RAW DATA –
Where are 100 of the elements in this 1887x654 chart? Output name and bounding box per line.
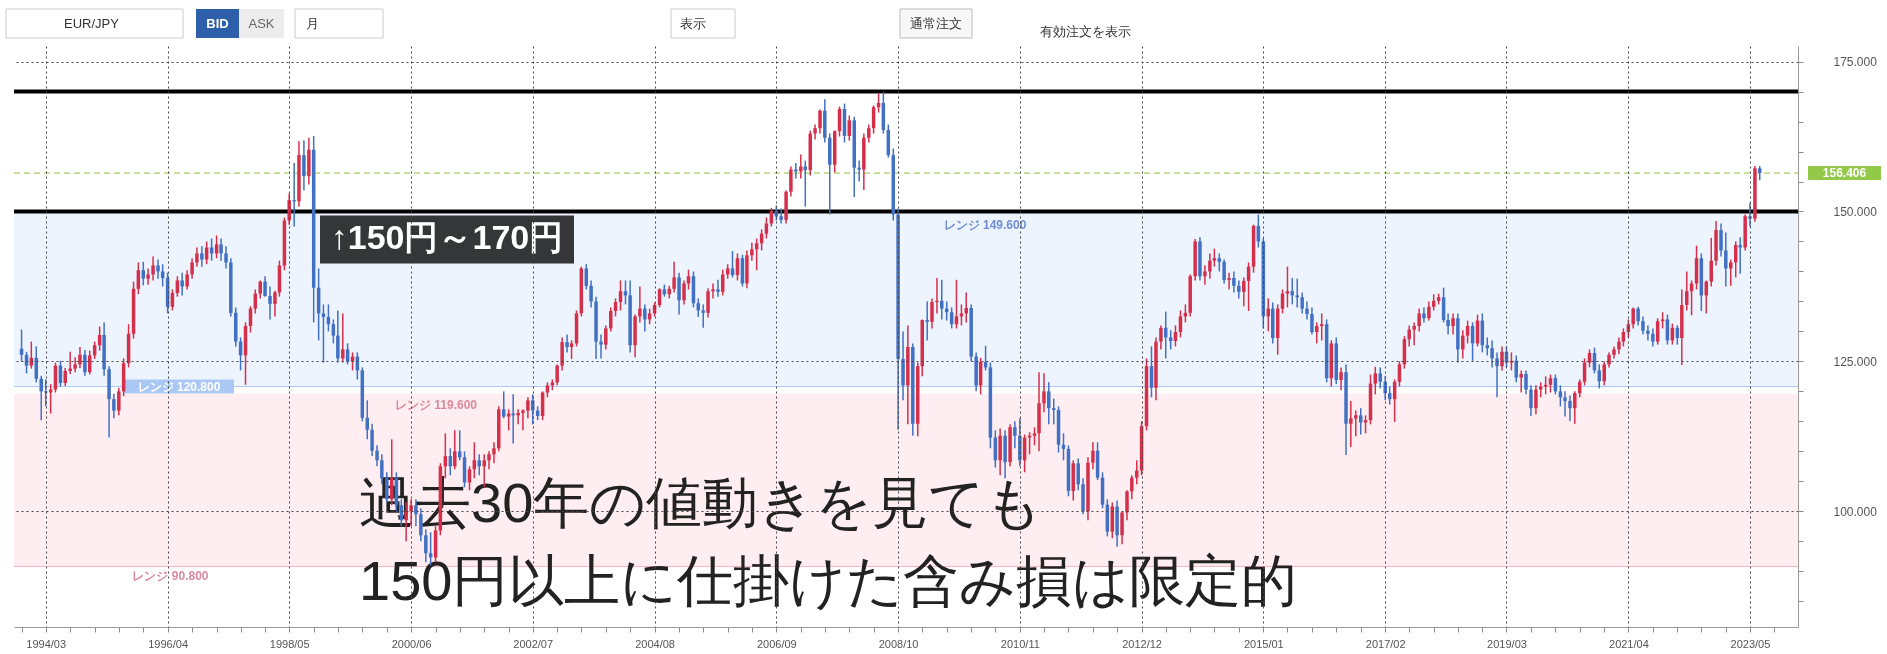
candlestick	[935, 277, 939, 315]
x-tick-label: 1994/03	[26, 637, 67, 650]
candlestick	[789, 165, 793, 198]
x-tick-label: 1998/05	[269, 637, 310, 650]
candlestick	[589, 279, 593, 309]
candlestick	[68, 351, 72, 375]
candlestick	[1135, 459, 1139, 486]
candlestick	[569, 339, 574, 360]
candlestick	[151, 255, 155, 282]
candlestick	[117, 387, 121, 417]
candlestick	[1724, 231, 1728, 288]
candlestick	[1047, 381, 1051, 426]
candlestick	[1461, 329, 1465, 360]
candlestick	[672, 261, 676, 294]
candlestick	[959, 303, 964, 327]
candlestick	[273, 289, 277, 318]
candlestick	[1495, 351, 1499, 399]
candlestick	[375, 444, 379, 468]
candlestick	[336, 309, 340, 364]
candlestick	[1339, 366, 1343, 391]
text: EUR/JPY	[64, 16, 120, 31]
candlestick	[501, 390, 506, 420]
x-tick-label: 2000/06	[391, 637, 432, 650]
candlestick	[516, 408, 520, 426]
candlestick	[1748, 202, 1752, 228]
x-tick-label: 2008/10	[878, 637, 919, 650]
candlestick	[331, 318, 336, 345]
candlestick	[609, 306, 613, 333]
candlestick	[1446, 312, 1450, 336]
candlestick	[453, 429, 457, 471]
text: 表示	[680, 16, 706, 31]
candlestick	[1168, 329, 1173, 351]
candlestick	[341, 312, 345, 364]
candlestick	[1013, 420, 1017, 450]
candlestick	[1427, 300, 1431, 322]
candlestick	[940, 279, 944, 321]
y-tick-label: 100.000	[1833, 504, 1878, 519]
x-tick-label: 2023/05	[1730, 637, 1771, 650]
candlestick	[799, 153, 803, 180]
candlestick	[424, 528, 428, 563]
candlestick	[1412, 321, 1416, 346]
candlestick	[925, 300, 929, 342]
candlestick	[638, 285, 642, 324]
candlestick	[1451, 312, 1455, 336]
y-tick-label: 175.000	[1833, 55, 1878, 70]
candlestick	[706, 287, 710, 319]
candlestick	[160, 263, 165, 288]
candlestick	[1373, 366, 1378, 396]
candlestick	[701, 303, 705, 329]
candlestick	[1358, 407, 1363, 436]
y-tick-label: 125.000	[1833, 354, 1878, 369]
candlestick	[1563, 390, 1567, 418]
candlestick	[292, 162, 296, 228]
candlestick	[195, 246, 199, 268]
candlestick	[1602, 360, 1606, 387]
candlestick	[1378, 366, 1383, 390]
text: 月	[306, 16, 319, 31]
candlestick	[263, 275, 267, 298]
candlestick	[930, 297, 934, 330]
candlestick	[1514, 354, 1518, 384]
candlestick	[112, 393, 116, 420]
candlestick	[1519, 369, 1523, 394]
candlestick	[1120, 511, 1124, 546]
text: ASK	[248, 16, 275, 31]
x-tick-label: 2019/03	[1487, 637, 1527, 650]
candlestick	[1568, 394, 1572, 423]
candlestick	[521, 408, 525, 432]
candlestick	[200, 245, 204, 268]
candlestick	[1091, 441, 1095, 471]
candlestick	[1738, 236, 1742, 275]
x-tick-label: 2017/02	[1365, 637, 1406, 650]
candlestick	[1125, 489, 1129, 522]
text: BID	[206, 16, 229, 31]
candlestick	[1636, 306, 1640, 327]
candlestick	[1417, 307, 1421, 333]
candlestick	[224, 245, 228, 270]
candlestick	[555, 363, 559, 387]
candlestick	[146, 267, 150, 286]
candlestick	[1524, 369, 1528, 396]
candlestick	[1729, 258, 1733, 287]
candlestick	[1042, 372, 1046, 414]
candlestick	[1685, 270, 1689, 312]
candlestick	[716, 279, 720, 298]
candlestick	[1422, 306, 1426, 324]
candlestick	[565, 333, 569, 354]
x-tick-label: 2012/12	[1122, 637, 1162, 650]
text: 有効注文を表示	[1040, 24, 1131, 39]
ref-line-label: レンジ 120.800	[137, 379, 221, 394]
candlestick	[1407, 324, 1411, 348]
candlestick	[1203, 264, 1207, 286]
candlestick	[1490, 339, 1494, 369]
candlestick	[1227, 271, 1231, 291]
candlestick	[83, 349, 87, 377]
candlestick	[156, 258, 160, 280]
x-tick-label: 2015/01	[1243, 637, 1284, 650]
x-tick-label: 2010/11	[1000, 637, 1040, 650]
candlestick	[1232, 270, 1236, 294]
candlestick	[78, 346, 82, 369]
candlestick	[1534, 384, 1538, 415]
candlestick	[302, 139, 306, 192]
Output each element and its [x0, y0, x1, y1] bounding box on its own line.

DIRECTIONS – Count the lines of the records above that contain the string "Output", with case counting, and give only the number.

RESULT OF THE EXERCISE – 2